- [Written task] What is the number of lines holding the word "Mixed"? Write that number and nothing else.

- [Record extracts]
⁂

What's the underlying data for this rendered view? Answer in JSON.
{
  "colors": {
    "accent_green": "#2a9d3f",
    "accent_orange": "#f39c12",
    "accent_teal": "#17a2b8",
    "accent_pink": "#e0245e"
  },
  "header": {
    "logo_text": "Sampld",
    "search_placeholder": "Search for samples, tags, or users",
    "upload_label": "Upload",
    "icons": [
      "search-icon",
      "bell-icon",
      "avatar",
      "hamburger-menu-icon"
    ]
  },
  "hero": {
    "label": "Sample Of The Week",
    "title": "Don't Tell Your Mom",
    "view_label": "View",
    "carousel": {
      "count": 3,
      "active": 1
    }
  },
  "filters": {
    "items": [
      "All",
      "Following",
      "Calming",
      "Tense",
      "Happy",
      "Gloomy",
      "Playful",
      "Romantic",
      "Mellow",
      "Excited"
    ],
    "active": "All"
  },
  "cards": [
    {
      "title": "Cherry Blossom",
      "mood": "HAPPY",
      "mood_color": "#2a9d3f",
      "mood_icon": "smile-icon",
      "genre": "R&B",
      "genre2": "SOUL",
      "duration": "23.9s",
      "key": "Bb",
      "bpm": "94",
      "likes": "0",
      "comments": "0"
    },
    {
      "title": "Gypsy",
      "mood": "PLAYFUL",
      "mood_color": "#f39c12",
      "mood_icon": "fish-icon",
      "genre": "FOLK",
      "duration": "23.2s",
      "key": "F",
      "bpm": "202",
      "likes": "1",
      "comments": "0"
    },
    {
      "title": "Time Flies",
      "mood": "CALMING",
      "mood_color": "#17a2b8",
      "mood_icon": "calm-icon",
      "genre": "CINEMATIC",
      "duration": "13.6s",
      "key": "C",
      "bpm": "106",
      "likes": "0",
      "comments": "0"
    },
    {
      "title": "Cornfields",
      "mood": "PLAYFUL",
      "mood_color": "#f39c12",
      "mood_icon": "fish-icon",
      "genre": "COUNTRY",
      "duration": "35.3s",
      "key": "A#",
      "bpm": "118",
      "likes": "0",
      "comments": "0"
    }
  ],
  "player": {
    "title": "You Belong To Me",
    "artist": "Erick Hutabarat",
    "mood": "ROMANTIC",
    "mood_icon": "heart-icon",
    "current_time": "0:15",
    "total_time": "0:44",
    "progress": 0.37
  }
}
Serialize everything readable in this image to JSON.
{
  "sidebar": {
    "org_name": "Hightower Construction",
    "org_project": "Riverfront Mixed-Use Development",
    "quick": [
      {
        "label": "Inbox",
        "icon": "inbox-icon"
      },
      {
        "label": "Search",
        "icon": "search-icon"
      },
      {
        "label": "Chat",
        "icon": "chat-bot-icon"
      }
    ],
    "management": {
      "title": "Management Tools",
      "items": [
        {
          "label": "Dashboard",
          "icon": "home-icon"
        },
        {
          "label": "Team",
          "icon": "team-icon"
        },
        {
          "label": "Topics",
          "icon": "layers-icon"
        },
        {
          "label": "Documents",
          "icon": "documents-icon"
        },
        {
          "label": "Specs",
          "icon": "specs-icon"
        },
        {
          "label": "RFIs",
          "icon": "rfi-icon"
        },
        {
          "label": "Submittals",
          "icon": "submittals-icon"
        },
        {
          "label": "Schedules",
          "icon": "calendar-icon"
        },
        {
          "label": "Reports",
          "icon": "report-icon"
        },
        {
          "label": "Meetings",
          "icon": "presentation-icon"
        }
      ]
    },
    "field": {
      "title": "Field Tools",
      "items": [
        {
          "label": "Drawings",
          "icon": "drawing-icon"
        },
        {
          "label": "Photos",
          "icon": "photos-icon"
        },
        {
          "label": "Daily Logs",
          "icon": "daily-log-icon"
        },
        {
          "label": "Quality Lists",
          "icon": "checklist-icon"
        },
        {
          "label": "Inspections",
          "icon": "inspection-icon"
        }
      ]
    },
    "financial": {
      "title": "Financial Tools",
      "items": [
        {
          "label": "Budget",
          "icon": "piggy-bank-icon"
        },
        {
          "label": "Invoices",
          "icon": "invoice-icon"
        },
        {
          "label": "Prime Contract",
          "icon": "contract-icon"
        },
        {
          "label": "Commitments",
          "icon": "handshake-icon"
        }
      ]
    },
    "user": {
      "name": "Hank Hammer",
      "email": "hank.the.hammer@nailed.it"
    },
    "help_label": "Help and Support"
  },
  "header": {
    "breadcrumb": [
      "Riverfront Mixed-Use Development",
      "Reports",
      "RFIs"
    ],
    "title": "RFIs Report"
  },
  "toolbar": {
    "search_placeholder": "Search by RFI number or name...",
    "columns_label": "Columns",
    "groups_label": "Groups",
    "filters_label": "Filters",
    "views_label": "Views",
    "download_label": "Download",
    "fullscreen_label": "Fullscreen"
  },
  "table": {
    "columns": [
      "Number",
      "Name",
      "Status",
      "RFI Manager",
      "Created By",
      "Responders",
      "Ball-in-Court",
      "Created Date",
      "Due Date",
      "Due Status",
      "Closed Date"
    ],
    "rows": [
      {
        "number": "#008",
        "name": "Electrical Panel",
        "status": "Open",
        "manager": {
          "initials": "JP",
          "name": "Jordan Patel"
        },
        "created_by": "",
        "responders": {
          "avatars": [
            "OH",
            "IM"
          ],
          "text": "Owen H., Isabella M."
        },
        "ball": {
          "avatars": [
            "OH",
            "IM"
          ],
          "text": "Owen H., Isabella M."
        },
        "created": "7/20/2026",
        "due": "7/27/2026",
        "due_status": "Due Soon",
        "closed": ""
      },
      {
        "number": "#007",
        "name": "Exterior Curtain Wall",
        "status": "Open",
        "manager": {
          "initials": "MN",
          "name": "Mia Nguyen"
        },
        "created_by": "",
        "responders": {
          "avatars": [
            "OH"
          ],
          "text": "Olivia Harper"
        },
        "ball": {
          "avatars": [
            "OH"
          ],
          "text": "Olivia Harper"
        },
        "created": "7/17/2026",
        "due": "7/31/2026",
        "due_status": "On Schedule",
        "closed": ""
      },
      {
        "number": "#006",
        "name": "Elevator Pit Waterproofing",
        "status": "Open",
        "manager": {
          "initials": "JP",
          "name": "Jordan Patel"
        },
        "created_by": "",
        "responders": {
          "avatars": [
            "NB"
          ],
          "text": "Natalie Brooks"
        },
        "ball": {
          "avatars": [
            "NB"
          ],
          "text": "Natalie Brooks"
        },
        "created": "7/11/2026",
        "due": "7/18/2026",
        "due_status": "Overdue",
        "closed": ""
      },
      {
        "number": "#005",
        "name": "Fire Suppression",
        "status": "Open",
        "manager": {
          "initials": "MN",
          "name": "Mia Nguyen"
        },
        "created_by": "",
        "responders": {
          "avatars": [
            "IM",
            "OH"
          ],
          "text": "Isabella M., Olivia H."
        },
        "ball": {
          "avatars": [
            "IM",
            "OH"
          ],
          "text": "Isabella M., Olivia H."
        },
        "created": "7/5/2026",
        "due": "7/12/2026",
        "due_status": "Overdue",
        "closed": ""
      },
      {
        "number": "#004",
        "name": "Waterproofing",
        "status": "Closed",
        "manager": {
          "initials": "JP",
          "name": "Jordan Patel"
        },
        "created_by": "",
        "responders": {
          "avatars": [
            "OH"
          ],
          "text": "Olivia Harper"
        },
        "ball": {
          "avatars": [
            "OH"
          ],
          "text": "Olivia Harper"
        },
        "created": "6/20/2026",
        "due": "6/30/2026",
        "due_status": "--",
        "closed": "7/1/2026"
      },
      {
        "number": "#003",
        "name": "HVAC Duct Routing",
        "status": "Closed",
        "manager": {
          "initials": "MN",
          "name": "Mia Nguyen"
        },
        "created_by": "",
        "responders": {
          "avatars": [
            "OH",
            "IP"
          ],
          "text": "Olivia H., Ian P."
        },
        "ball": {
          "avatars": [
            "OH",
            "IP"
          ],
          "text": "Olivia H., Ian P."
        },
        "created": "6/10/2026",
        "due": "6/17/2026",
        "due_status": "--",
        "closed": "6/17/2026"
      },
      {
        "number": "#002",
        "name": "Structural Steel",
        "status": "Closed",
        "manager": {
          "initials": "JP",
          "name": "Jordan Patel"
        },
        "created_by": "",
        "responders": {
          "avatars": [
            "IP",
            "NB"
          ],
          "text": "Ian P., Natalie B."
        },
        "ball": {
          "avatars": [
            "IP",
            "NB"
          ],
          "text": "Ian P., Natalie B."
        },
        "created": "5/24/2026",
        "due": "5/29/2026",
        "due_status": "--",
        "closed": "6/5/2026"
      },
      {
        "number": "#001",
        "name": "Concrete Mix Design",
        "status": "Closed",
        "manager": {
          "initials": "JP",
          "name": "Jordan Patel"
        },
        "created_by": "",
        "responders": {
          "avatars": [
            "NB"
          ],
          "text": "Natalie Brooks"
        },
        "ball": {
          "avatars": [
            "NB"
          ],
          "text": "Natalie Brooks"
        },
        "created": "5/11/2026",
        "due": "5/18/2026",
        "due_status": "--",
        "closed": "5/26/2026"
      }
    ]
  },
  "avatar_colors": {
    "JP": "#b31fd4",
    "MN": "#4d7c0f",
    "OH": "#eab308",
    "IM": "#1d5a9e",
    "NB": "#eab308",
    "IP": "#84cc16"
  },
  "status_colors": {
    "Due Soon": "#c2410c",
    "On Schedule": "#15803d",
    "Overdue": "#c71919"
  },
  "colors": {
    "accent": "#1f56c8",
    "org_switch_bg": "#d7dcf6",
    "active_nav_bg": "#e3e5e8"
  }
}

⁂

- [Result of the exercise] 2